Retype the records below exactly as they appear, but leave out any pictures.

Data records:
===============
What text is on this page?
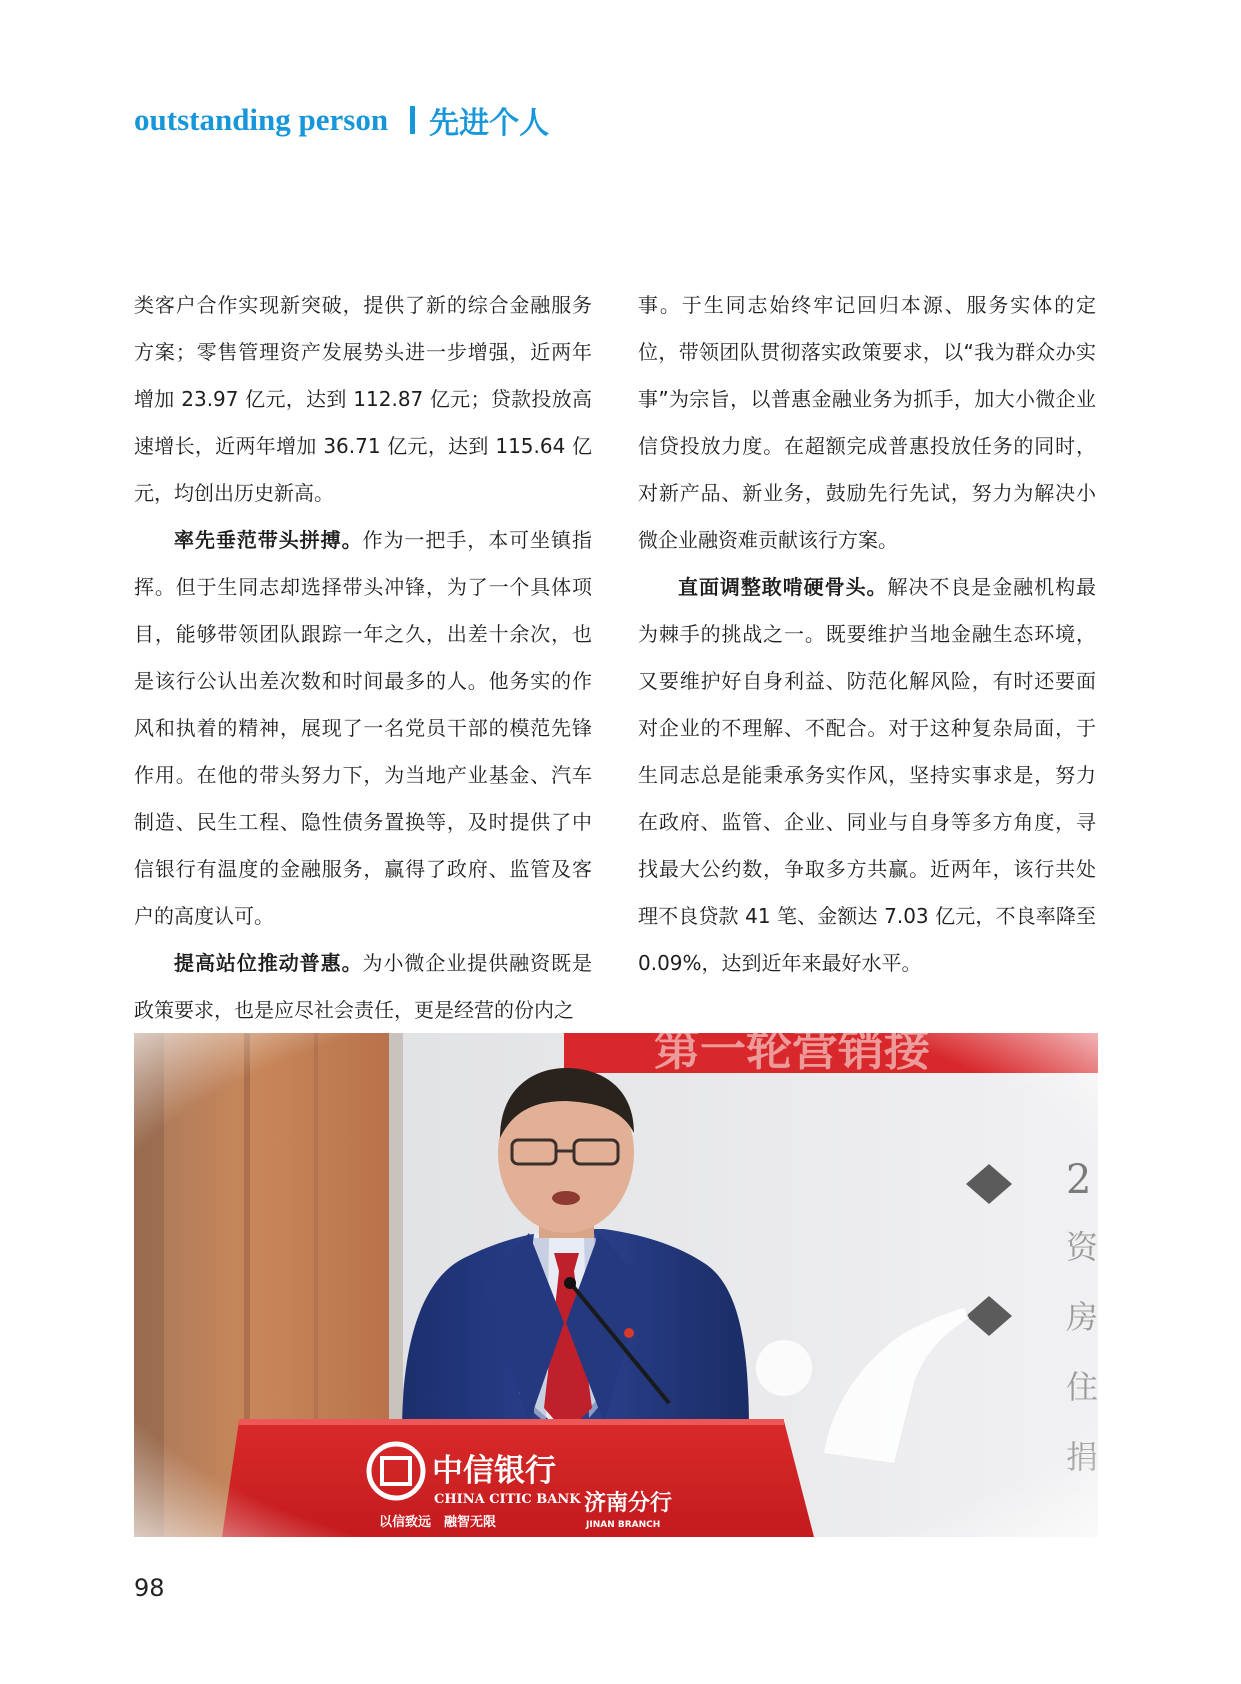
outstanding person 先进个人

类客户合作实现新突破，提供了新的综合金融服务方案；零售管理资产发展势头进一步增强，近两年增加 23.97 亿元，达到 112.87 亿元；贷款投放高速增长，近两年增加 36.71 亿元，达到 115.64 亿元，均创出历史新高。

率先垂范带头拼搏。作为一把手，本可坐镇指挥。但于生同志却选择带头冲锋，为了一个具体项目，能够带领团队跟踪一年之久，出差十余次，也是该行公认出差次数和时间最多的人。他务实的作风和执着的精神，展现了一名党员干部的模范先锋作用。在他的带头努力下，为当地产业基金、汽车制造、民生工程、隐性债务置换等，及时提供了中信银行有温度的金融服务，赢得了政府、监管及客户的高度认可。

提高站位推动普惠。为小微企业提供融资既是政策要求，也是应尽社会责任，更是经营的份内之

事。于生同志始终牢记回归本源、服务实体的定位，带领团队贯彻落实政策要求，以“我为群众办实事”为宗旨，以普惠金融业务为抓手，加大小微企业信贷投放力度。在超额完成普惠投放任务的同时，对新产品、新业务，鼓励先行先试，努力为解决小微企业融资难贡献该行方案。

直面调整敢啃硬骨头。解决不良是金融机构最为棘手的挑战之一。既要维护当地金融生态环境，又要维护好自身利益、防范化解风险，有时还要面对企业的不理解、不配合。对于这种复杂局面，于生同志总是能秉承务实作风，坚持实事求是，努力在政府、监管、企业、同业与自身等多方角度，寻找最大公约数，争取多方共赢。近两年，该行共处理不良贷款 41 笔、金额达 7.03 亿元，不良率降至 0.09%，达到近年来最好水平。

98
===============
Reply to the task:
What text is on this page?
outstanding person 先进个人

类客户合作实现新突破，提供了新的综合金融服务方案；零售管理资产发展势头进一步增强，近两年增加 23.97 亿元，达到 112.87 亿元；贷款投放高速增长，近两年增加 36.71 亿元，达到 115.64 亿元，均创出历史新高。

率先垂范带头拼搏。作为一把手，本可坐镇指挥。但于生同志却选择带头冲锋，为了一个具体项目，能够带领团队跟踪一年之久，出差十余次，也是该行公认出差次数和时间最多的人。他务实的作风和执着的精神，展现了一名党员干部的模范先锋作用。在他的带头努力下，为当地产业基金、汽车制造、民生工程、隐性债务置换等，及时提供了中信银行有温度的金融服务，赢得了政府、监管及客户的高度认可。

提高站位推动普惠。为小微企业提供融资既是政策要求，也是应尽社会责任，更是经营的份内之

事。于生同志始终牢记回归本源、服务实体的定位，带领团队贯彻落实政策要求，以“我为群众办实事”为宗旨，以普惠金融业务为抓手，加大小微企业信贷投放力度。在超额完成普惠投放任务的同时，对新产品、新业务，鼓励先行先试，努力为解决小微企业融资难贡献该行方案。

直面调整敢啃硬骨头。解决不良是金融机构最为棘手的挑战之一。既要维护当地金融生态环境，又要维护好自身利益、防范化解风险，有时还要面对企业的不理解、不配合。对于这种复杂局面，于生同志总是能秉承务实作风，坚持实事求是，努力在政府、监管、企业、同业与自身等多方角度，寻找最大公约数，争取多方共赢。近两年，该行共处理不良贷款 41 笔、金额达 7.03 亿元，不良率降至 0.09%，达到近年来最好水平。

98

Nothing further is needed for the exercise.